(What is needed)
Records follow. Copy every line with "JSON".

(Information given)
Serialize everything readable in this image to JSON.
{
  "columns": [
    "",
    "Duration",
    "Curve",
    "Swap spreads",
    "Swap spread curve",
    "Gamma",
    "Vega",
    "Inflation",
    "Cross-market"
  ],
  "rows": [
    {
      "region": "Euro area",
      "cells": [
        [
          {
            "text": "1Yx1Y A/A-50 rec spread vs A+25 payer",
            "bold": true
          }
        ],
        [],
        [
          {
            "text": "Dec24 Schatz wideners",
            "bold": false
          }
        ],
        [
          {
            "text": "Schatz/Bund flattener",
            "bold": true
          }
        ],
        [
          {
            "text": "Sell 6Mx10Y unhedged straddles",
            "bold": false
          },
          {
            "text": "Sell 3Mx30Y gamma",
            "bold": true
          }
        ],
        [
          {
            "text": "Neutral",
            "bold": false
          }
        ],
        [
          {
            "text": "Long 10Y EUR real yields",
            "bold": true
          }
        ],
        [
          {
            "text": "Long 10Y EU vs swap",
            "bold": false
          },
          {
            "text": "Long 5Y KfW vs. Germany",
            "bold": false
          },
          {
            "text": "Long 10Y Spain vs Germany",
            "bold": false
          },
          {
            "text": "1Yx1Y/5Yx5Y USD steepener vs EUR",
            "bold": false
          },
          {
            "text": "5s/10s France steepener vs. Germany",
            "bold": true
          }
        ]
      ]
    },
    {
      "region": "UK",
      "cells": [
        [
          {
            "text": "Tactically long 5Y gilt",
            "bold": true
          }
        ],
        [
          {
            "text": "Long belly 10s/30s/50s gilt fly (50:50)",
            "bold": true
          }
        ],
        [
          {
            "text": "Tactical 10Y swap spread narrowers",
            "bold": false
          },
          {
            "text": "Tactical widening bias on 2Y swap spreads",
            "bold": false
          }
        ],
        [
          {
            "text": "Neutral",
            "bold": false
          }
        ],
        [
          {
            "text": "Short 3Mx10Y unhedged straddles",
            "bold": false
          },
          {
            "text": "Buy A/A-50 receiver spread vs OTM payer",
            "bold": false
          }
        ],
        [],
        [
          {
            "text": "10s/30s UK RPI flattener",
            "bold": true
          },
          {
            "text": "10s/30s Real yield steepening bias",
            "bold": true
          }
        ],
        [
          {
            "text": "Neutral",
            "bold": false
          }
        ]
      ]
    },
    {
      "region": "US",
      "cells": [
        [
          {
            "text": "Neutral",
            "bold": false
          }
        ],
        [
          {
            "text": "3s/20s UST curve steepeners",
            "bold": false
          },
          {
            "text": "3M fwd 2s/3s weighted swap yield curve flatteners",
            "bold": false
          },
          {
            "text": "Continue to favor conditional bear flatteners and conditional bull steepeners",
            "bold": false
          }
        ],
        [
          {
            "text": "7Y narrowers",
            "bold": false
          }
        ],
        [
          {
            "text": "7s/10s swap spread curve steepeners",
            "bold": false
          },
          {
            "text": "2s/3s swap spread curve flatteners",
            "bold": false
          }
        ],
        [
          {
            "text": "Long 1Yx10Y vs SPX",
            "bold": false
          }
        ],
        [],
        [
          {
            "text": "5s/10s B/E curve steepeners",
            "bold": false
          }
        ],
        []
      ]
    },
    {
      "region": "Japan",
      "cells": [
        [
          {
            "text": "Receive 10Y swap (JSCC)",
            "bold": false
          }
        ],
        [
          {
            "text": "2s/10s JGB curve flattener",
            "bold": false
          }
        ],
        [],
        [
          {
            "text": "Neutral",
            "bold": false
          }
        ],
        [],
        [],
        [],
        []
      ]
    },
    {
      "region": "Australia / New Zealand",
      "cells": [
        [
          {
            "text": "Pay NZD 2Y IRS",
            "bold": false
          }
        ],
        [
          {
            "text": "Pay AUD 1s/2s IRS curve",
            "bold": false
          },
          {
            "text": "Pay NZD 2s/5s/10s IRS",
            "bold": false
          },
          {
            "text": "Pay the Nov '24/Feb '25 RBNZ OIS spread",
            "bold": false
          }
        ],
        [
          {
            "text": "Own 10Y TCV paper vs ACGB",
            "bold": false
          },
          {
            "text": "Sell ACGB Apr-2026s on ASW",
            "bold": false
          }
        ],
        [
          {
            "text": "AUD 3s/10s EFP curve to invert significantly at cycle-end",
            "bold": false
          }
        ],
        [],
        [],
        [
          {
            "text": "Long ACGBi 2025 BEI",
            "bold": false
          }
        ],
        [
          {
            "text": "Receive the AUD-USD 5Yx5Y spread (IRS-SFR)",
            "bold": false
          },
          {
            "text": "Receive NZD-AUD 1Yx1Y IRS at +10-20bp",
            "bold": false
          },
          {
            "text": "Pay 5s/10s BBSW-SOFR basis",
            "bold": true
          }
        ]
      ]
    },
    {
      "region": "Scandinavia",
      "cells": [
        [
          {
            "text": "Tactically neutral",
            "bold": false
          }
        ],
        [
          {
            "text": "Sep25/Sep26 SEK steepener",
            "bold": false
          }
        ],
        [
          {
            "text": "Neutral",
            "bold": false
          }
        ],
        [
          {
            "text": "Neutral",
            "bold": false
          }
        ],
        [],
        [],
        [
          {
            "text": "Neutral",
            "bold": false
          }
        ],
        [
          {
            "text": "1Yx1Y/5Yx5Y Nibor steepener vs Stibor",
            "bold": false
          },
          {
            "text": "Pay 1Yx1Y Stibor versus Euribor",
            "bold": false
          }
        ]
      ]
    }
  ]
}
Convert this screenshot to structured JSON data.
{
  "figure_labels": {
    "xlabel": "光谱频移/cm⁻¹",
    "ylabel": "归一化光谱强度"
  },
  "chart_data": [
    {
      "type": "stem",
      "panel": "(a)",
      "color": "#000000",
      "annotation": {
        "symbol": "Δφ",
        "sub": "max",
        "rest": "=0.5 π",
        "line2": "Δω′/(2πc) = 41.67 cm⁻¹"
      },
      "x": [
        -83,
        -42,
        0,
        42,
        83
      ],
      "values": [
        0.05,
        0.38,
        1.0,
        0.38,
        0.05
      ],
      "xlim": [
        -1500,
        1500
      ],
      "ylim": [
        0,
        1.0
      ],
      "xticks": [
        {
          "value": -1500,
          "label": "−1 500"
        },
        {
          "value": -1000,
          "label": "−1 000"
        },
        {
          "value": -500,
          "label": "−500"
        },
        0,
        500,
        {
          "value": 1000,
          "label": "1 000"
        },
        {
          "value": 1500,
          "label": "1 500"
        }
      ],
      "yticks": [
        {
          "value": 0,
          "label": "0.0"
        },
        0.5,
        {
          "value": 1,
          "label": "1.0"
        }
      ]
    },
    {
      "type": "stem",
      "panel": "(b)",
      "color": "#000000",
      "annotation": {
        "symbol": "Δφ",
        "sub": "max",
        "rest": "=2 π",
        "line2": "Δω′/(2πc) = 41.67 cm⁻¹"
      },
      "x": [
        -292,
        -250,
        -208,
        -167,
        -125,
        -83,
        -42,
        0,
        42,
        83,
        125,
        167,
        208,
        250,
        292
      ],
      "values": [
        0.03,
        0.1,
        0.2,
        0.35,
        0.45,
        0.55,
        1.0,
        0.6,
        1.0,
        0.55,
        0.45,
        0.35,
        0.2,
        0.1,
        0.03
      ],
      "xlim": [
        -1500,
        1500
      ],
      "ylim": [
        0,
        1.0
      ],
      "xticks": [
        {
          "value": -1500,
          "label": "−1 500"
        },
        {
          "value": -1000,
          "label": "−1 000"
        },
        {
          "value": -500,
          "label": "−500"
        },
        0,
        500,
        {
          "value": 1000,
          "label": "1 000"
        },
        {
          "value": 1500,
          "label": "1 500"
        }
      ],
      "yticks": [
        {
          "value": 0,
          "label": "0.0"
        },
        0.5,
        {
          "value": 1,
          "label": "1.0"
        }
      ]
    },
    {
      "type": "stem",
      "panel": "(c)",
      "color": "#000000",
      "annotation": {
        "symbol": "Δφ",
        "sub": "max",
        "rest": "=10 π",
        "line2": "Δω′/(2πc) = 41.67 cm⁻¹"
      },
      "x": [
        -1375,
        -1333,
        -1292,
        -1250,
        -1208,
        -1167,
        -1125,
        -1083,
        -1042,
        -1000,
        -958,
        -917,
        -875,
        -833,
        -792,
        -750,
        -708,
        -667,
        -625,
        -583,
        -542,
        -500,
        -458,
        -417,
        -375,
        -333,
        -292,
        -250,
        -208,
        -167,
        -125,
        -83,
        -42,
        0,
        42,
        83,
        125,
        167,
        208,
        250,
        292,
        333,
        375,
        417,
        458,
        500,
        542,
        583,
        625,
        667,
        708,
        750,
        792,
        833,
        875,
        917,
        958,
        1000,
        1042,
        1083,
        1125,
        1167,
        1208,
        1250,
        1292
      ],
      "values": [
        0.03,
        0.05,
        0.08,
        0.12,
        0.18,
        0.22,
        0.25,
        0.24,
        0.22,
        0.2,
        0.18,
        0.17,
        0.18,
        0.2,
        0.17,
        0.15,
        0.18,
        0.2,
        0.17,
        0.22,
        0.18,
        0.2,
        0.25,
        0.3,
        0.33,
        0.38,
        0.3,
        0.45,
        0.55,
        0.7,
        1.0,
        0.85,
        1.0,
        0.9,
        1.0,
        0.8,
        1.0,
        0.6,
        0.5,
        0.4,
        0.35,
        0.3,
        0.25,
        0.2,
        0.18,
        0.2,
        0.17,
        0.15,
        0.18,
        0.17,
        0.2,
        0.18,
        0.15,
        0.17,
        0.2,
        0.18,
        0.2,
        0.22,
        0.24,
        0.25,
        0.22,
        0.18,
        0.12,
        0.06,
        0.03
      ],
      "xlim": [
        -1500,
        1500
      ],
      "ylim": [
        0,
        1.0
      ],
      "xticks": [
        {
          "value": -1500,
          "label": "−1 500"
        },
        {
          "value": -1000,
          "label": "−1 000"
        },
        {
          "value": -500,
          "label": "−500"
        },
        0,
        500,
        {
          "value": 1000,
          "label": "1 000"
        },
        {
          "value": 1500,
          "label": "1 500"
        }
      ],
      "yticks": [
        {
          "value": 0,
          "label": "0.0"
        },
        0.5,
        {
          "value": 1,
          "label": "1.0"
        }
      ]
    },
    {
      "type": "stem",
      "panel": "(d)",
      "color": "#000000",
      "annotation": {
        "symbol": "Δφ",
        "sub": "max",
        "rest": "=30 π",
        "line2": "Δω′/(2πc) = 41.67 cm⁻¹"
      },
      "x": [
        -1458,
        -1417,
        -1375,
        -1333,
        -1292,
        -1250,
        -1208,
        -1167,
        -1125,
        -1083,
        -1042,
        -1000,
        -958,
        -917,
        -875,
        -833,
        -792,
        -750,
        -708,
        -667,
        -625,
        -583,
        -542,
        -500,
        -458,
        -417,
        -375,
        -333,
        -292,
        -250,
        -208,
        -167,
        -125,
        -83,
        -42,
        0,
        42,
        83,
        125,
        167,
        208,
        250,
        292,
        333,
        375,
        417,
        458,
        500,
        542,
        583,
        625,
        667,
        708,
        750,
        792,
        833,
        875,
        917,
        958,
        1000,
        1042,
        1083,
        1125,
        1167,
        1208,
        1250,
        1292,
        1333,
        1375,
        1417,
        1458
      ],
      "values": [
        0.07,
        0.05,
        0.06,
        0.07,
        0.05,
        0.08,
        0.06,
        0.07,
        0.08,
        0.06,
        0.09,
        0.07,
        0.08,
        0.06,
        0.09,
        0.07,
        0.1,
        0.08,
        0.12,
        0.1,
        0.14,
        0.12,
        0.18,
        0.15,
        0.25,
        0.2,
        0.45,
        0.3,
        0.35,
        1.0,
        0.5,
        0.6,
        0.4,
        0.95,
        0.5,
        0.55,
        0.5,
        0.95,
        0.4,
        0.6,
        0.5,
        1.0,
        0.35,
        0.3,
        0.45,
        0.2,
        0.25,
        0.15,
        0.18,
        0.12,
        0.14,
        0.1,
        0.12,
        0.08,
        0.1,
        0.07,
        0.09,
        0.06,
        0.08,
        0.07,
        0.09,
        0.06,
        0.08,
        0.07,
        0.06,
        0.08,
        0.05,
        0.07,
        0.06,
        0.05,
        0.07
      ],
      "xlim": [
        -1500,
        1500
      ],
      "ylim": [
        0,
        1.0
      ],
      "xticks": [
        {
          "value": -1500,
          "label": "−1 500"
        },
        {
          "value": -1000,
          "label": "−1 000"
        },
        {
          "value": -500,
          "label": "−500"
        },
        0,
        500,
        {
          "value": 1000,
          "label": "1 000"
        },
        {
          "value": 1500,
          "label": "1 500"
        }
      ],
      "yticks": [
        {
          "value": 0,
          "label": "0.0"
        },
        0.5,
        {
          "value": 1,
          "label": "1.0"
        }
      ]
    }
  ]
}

(Finished exercise)
Serialize everything readable in this image to JSON.
Convert this screenshot to structured JSON data.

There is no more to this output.